**EXERCISE AIM**
Return all lines where the word "moment" can be found.
• • • •
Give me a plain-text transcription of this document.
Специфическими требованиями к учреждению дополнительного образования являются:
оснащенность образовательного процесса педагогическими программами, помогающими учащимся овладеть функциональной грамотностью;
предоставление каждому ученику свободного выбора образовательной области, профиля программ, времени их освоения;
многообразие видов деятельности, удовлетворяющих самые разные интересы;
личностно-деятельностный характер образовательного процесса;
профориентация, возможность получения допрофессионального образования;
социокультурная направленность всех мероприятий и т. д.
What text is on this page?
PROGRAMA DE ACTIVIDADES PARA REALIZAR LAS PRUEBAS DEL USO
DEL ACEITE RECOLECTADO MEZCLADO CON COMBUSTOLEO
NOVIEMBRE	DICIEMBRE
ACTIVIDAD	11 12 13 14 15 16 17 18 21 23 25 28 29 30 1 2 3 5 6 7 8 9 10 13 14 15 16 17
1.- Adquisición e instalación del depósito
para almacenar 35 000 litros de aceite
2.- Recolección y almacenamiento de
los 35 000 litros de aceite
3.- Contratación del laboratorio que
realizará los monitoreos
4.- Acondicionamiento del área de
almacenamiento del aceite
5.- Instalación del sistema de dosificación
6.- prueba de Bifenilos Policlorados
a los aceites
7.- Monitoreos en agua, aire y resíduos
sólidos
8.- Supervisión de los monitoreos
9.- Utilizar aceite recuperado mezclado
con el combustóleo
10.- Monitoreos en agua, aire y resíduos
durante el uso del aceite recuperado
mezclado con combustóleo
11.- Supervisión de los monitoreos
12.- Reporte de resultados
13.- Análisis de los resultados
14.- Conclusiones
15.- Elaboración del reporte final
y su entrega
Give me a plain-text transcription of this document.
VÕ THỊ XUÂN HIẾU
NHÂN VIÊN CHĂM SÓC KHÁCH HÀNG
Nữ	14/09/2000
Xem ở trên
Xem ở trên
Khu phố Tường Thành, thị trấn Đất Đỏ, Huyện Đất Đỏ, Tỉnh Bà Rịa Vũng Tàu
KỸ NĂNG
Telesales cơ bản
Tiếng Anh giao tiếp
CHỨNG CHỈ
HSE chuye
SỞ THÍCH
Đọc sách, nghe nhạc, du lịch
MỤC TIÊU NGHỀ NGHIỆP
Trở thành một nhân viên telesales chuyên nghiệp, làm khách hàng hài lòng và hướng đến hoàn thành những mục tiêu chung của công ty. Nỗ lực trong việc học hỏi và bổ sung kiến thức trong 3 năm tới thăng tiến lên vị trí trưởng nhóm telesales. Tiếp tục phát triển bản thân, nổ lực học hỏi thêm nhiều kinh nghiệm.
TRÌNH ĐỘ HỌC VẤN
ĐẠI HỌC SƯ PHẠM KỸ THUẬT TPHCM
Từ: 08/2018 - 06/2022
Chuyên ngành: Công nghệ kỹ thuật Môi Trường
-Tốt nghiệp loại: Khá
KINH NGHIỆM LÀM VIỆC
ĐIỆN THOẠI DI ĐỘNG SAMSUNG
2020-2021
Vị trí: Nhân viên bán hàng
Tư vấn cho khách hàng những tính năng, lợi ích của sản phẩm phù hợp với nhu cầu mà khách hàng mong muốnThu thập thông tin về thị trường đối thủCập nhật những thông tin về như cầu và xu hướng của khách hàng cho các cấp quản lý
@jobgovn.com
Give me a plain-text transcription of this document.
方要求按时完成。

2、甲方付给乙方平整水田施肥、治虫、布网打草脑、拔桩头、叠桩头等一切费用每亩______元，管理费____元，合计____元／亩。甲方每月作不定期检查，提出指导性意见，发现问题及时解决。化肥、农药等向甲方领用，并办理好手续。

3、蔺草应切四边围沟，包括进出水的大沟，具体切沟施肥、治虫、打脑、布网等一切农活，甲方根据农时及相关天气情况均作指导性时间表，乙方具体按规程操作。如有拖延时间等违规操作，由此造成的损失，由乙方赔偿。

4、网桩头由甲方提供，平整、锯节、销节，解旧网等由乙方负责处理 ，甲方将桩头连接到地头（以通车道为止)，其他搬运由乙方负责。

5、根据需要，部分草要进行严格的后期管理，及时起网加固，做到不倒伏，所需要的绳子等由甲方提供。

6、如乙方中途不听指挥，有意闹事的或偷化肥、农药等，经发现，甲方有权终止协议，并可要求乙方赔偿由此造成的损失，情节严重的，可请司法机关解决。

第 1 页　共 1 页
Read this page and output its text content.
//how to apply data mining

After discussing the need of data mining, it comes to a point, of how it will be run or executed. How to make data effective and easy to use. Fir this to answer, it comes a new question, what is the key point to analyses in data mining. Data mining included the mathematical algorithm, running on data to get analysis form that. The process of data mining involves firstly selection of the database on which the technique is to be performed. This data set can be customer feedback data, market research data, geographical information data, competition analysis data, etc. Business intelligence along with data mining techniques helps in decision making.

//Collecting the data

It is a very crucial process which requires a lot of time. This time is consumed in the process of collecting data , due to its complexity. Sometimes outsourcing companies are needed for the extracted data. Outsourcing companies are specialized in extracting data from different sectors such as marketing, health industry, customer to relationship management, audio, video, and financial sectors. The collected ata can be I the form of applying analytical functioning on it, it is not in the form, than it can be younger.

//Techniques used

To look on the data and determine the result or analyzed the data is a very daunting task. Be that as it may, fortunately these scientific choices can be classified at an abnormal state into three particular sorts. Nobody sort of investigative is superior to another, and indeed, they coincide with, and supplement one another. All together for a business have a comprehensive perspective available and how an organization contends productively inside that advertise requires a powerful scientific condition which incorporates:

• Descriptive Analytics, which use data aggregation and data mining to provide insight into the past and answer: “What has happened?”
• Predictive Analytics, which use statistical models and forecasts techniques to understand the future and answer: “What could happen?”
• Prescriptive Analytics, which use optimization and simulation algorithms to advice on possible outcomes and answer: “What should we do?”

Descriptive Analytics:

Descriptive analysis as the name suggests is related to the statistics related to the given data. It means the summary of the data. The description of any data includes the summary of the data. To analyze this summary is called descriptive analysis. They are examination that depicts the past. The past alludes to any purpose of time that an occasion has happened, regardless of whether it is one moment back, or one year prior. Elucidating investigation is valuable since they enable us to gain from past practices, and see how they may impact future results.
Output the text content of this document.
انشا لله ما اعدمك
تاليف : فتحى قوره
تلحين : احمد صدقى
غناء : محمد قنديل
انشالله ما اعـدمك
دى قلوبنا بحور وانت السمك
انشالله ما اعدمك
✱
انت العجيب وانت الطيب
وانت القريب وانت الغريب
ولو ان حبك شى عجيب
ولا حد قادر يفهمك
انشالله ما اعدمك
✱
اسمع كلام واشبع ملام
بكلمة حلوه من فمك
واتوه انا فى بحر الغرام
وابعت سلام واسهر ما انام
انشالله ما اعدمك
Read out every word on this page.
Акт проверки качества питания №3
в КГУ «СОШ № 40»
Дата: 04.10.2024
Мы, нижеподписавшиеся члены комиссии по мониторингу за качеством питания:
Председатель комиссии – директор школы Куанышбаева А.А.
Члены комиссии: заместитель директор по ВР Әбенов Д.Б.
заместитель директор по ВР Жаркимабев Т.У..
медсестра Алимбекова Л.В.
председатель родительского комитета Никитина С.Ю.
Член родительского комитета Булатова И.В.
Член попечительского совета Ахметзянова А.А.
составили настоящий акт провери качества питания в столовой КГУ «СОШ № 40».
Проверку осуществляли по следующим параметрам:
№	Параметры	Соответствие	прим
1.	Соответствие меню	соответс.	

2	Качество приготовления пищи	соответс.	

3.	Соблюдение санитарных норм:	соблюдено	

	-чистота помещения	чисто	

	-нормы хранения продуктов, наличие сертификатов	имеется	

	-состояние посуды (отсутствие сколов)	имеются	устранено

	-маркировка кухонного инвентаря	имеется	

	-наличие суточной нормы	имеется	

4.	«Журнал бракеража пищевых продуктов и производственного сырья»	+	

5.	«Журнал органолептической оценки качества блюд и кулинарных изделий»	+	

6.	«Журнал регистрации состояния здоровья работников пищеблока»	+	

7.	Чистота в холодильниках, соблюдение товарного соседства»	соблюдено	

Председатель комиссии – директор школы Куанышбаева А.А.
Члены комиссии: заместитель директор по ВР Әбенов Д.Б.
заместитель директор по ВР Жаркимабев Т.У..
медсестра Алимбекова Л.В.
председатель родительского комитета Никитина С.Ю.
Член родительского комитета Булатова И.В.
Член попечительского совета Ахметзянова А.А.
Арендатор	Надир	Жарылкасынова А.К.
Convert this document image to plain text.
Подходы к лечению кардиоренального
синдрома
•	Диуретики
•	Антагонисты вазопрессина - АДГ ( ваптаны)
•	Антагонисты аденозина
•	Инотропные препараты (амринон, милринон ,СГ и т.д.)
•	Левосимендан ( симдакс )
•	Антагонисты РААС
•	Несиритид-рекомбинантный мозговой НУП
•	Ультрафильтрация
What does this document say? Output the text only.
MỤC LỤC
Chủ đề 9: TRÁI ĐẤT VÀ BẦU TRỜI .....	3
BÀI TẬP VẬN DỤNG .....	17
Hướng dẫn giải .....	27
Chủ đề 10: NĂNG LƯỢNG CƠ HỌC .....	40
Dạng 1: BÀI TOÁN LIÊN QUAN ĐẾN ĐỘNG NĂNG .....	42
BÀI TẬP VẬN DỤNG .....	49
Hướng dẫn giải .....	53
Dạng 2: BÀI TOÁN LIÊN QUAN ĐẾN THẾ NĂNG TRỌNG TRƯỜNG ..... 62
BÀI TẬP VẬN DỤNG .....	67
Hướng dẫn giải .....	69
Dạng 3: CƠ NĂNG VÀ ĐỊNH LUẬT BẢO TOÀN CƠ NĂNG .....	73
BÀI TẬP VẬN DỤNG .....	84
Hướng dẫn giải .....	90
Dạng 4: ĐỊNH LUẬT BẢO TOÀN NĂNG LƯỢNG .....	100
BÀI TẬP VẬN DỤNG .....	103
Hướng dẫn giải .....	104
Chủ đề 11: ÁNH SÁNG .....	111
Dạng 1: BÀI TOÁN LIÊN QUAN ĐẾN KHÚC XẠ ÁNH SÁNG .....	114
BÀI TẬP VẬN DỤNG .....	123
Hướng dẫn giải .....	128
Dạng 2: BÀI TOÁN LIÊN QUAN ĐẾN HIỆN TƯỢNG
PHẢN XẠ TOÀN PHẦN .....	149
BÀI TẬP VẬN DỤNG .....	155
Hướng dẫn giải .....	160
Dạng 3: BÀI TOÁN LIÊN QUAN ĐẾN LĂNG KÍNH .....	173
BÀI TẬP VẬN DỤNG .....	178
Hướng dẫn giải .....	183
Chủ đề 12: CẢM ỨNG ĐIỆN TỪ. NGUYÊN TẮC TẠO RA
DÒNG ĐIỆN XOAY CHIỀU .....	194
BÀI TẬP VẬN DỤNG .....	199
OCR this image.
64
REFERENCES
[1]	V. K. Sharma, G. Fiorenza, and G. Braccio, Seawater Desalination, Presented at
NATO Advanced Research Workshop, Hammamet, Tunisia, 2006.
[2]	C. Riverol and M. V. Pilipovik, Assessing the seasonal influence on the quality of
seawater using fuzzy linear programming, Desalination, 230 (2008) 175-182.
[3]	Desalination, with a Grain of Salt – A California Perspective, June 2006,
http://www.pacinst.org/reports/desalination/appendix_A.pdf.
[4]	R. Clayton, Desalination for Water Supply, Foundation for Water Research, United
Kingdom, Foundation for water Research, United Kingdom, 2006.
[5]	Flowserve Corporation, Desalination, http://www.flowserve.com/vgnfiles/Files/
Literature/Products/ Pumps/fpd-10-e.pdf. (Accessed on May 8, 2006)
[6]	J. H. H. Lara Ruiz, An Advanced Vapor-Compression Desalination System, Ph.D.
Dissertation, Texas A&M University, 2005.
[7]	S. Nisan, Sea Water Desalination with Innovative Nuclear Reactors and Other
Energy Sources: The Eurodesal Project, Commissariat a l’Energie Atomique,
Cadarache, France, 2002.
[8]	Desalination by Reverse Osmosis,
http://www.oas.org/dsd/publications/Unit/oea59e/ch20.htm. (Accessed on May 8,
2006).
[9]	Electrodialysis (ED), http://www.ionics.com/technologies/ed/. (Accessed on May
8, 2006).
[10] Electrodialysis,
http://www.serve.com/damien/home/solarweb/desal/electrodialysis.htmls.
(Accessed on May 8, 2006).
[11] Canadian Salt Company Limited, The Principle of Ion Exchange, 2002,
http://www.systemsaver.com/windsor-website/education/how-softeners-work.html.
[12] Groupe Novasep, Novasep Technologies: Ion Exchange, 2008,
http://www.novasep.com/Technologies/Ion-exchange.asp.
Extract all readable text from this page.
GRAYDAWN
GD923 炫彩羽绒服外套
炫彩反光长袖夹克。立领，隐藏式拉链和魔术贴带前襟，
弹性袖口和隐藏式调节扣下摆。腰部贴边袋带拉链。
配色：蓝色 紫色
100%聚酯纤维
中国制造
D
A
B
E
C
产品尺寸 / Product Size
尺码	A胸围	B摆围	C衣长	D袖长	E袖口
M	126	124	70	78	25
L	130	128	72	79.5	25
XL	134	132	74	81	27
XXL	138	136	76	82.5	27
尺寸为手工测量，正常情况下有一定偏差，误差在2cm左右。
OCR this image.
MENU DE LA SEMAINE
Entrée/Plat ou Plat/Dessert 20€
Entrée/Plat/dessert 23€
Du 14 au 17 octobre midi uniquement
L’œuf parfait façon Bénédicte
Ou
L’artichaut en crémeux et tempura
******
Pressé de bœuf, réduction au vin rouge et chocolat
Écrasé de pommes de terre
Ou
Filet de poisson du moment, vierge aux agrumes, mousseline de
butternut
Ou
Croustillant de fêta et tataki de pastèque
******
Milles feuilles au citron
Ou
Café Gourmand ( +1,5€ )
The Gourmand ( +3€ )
• • • •
**RESPONSE TO THE EXERCISE**
Descriptive analysis as the name suggests is related to the statistics related to the given data. It means the summary of the data. The description of any data includes the summary of the data. To analyze this summary is called descriptive analysis. They are examination that depicts the past. The past alludes to any purpose of time that an occasion has happened, regardless of whether it is one moment back, or one year prior. Elucidating investigation is valuable since they enable us to gain from past practices, and see how they may impact future results.
Filet de poisson du moment, vierge aux agrumes, mousseline de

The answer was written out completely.